►
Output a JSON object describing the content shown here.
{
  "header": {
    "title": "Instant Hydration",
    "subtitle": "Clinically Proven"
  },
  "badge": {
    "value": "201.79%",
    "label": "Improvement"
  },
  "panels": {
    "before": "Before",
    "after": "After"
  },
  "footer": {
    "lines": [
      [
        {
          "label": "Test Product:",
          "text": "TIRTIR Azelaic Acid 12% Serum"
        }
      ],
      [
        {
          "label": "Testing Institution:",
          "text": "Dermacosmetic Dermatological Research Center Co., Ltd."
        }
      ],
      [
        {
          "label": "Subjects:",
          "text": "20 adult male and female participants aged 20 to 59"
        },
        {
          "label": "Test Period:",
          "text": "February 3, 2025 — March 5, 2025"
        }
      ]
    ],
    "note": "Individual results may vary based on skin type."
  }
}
◄
**CHALLENGE:** Output the data above exactly, please, line for line.

**ANSWER FOR THE TASK:**
Output a JSON object describing the content shown here.
{
  "header": {
    "title": "Instant Hydration",
    "subtitle": "Clinically Proven"
  },
  "badge": {
    "value": "201.79%",
    "label": "Improvement"
  },
  "panels": {
    "before": "Before",
    "after": "After"
  },
  "footer": {
    "lines": [
      [
        {
          "label": "Test Product:",
          "text": "TIRTIR Azelaic Acid 12% Serum"
        }
      ],
      [
        {
          "label": "Testing Institution:",
          "text": "Dermacosmetic Dermatological Research Center Co., Ltd."
        }
      ],
      [
        {
          "label": "Subjects:",
          "text": "20 adult male and female participants aged 20 to 59"
        },
        {
          "label": "Test Period:",
          "text": "February 3, 2025 — March 5, 2025"
        }
      ]
    ],
    "note": "Individual results may vary based on skin type."
  }
}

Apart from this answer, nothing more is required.